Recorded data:
+++

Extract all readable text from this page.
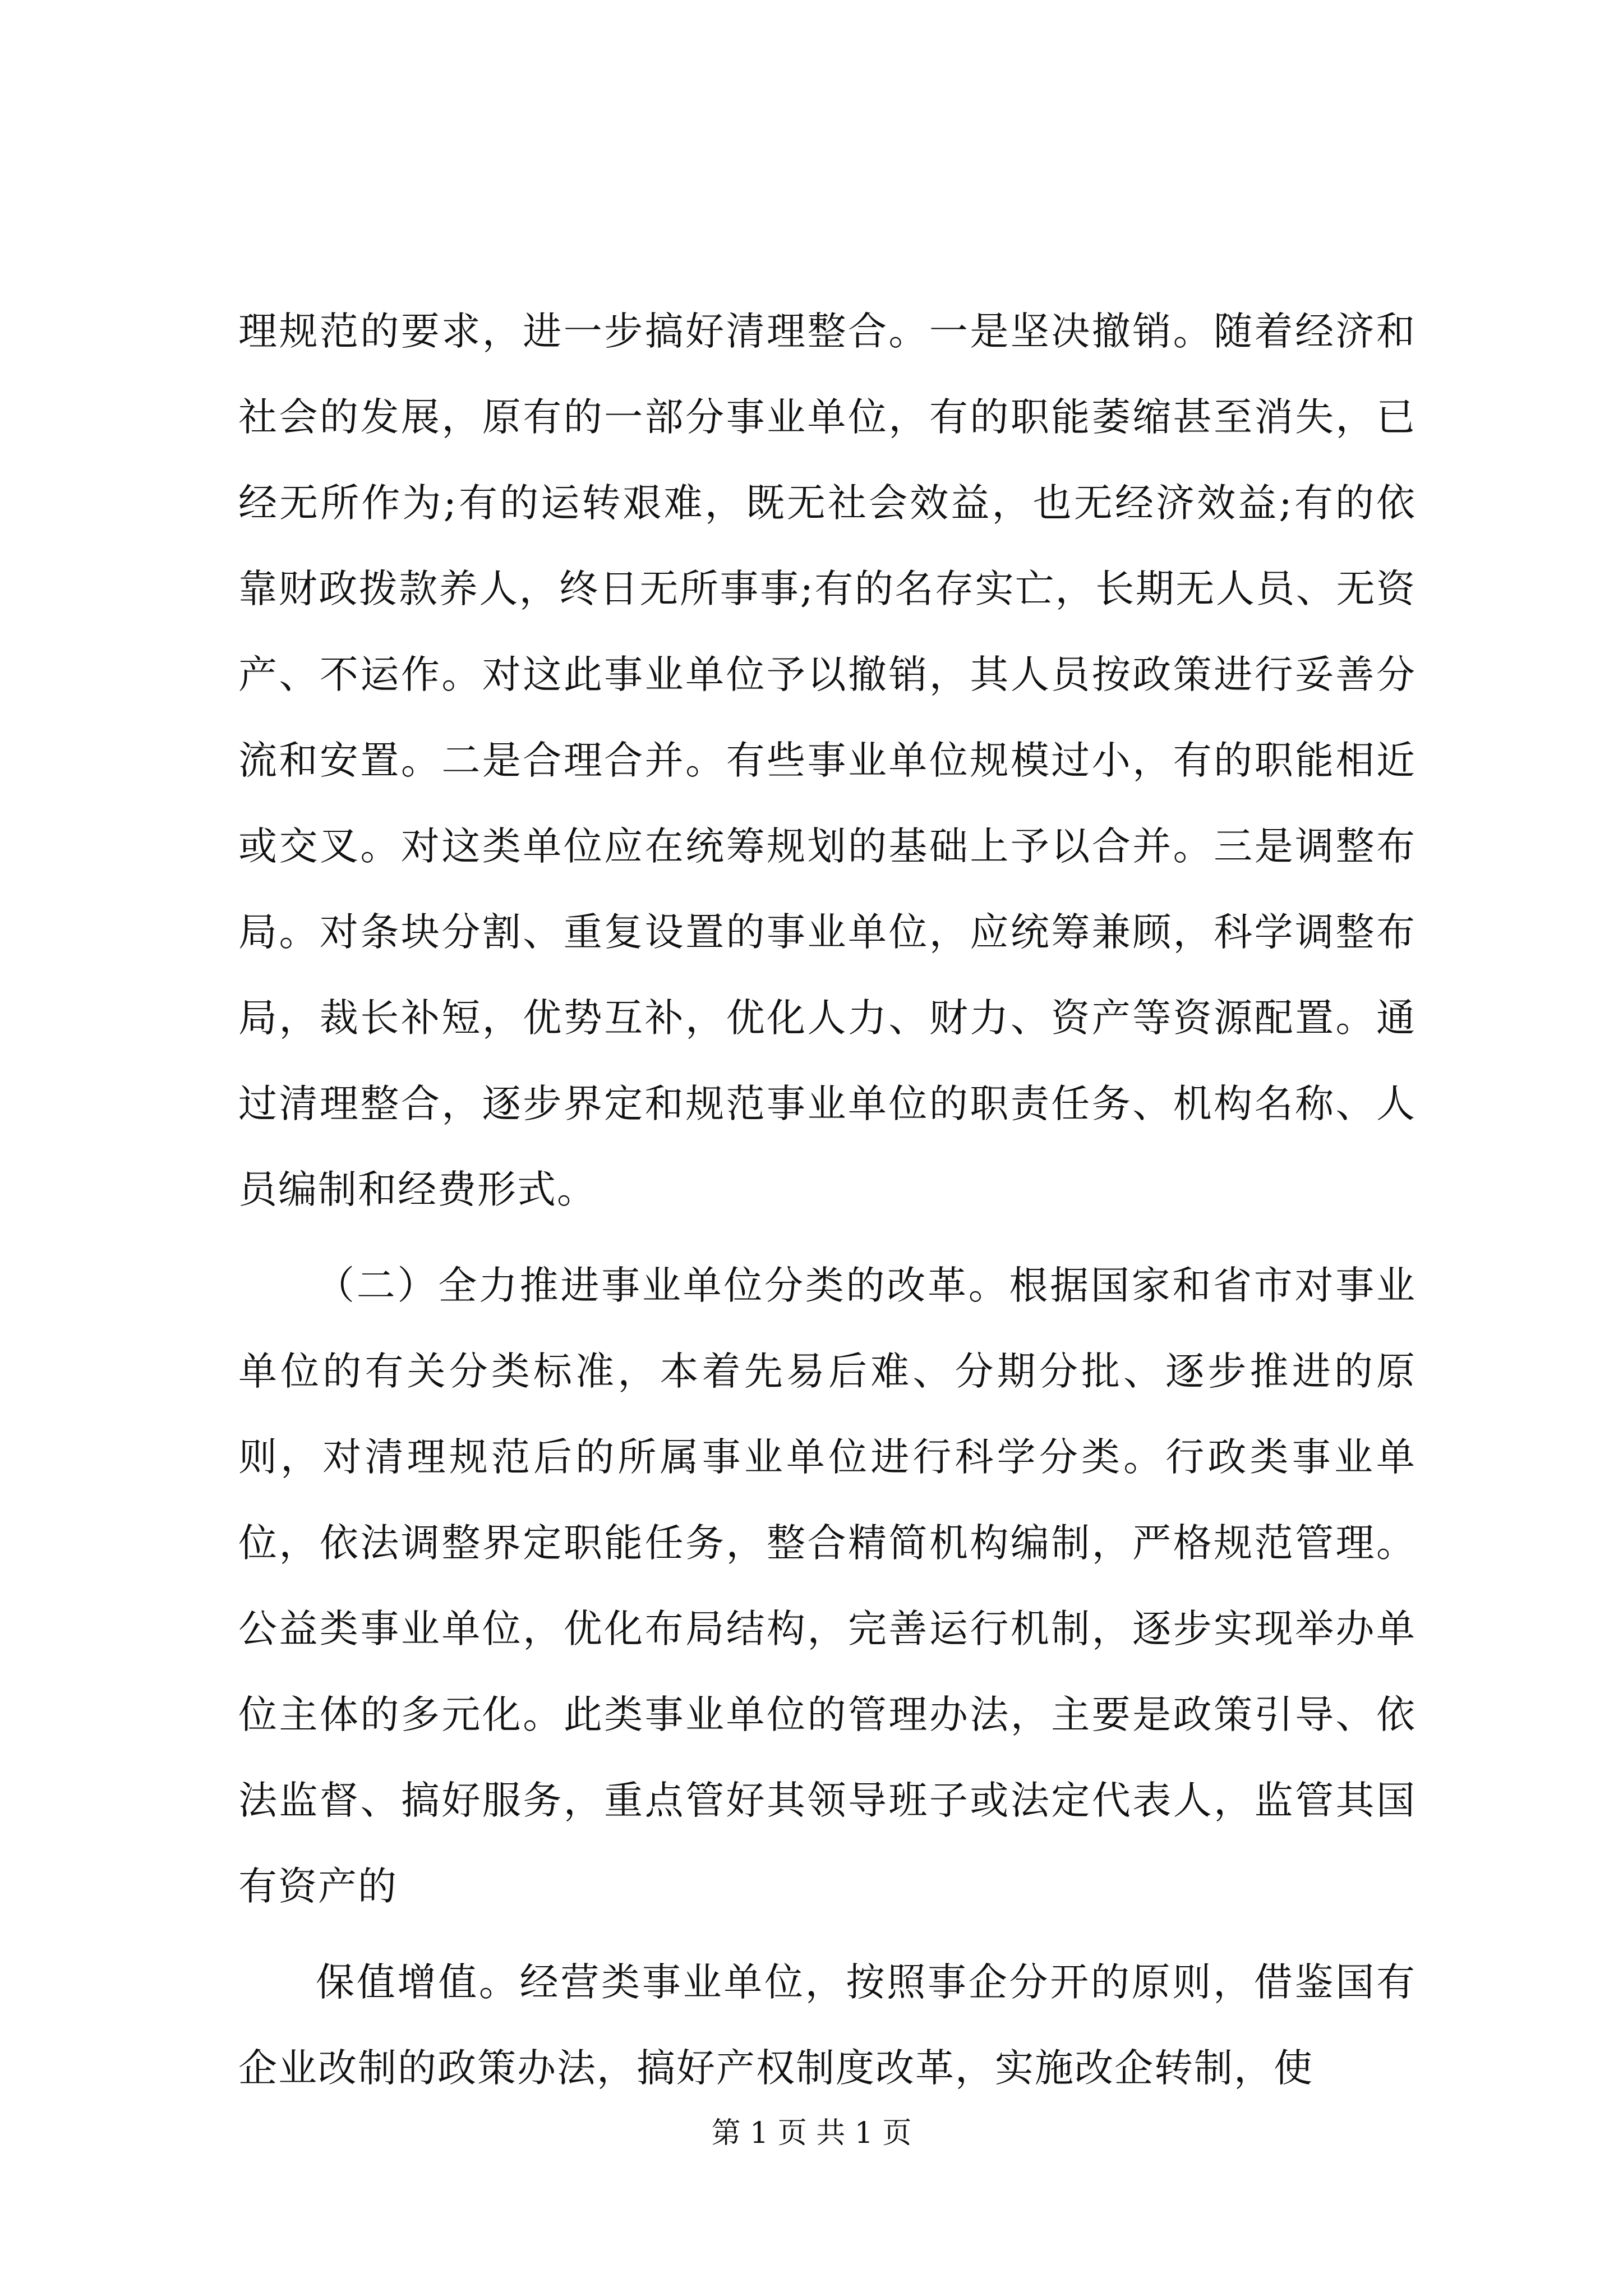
理规范的要求，进一步搞好清理整合。一是坚决撤销。随着经济和社会的发展，原有的一部分事业单位，有的职能萎缩甚至消失，已经无所作为;有的运转艰难，既无社会效益，也无经济效益;有的依靠财政拨款养人，终日无所事事;有的名存实亡，长期无人员、无资产、不运作。对这此事业单位予以撤销，其人员按政策进行妥善分流和安置。二是合理合并。有些事业单位规模过小，有的职能相近或交叉。对这类单位应在统筹规划的基础上予以合并。三是调整布局。对条块分割、重复设置的事业单位，应统筹兼顾，科学调整布局，裁长补短，优势互补，优化人力、财力、资产等资源配置。通过清理整合，逐步界定和规范事业单位的职责任务、机构名称、人员编制和经费形式。

（二）全力推进事业单位分类的改革。根据国家和省市对事业单位的有关分类标准，本着先易后难、分期分批、逐步推进的原则，对清理规范后的所属事业单位进行科学分类。行政类事业单位，依法调整界定职能任务，整合精简机构编制，严格规范管理。公益类事业单位，优化布局结构，完善运行机制，逐步实现举办单位主体的多元化。此类事业单位的管理办法，主要是政策引导、依法监督、搞好服务，重点管好其领导班子或法定代表人，监管其国有资产的

保值增值。经营类事业单位，按照事企分开的原则，借鉴国有企业改制的政策办法，搞好产权制度改革，实施改企转制，使

第 1 页 共 1 页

+++

### Exercise objective:
Output the entries above exactly. Drop the pictures.

### Problem solution:
Extract all readable text from this page.
理规范的要求，进一步搞好清理整合。一是坚决撤销。随着经济和社会的发展，原有的一部分事业单位，有的职能萎缩甚至消失，已经无所作为;有的运转艰难，既无社会效益，也无经济效益;有的依靠财政拨款养人，终日无所事事;有的名存实亡，长期无人员、无资产、不运作。对这此事业单位予以撤销，其人员按政策进行妥善分流和安置。二是合理合并。有些事业单位规模过小，有的职能相近或交叉。对这类单位应在统筹规划的基础上予以合并。三是调整布局。对条块分割、重复设置的事业单位，应统筹兼顾，科学调整布局，裁长补短，优势互补，优化人力、财力、资产等资源配置。通过清理整合，逐步界定和规范事业单位的职责任务、机构名称、人员编制和经费形式。

（二）全力推进事业单位分类的改革。根据国家和省市对事业单位的有关分类标准，本着先易后难、分期分批、逐步推进的原则，对清理规范后的所属事业单位进行科学分类。行政类事业单位，依法调整界定职能任务，整合精简机构编制，严格规范管理。公益类事业单位，优化布局结构，完善运行机制，逐步实现举办单位主体的多元化。此类事业单位的管理办法，主要是政策引导、依法监督、搞好服务，重点管好其领导班子或法定代表人，监管其国有资产的

保值增值。经营类事业单位，按照事企分开的原则，借鉴国有企业改制的政策办法，搞好产权制度改革，实施改企转制，使

第 1 页 共 1 页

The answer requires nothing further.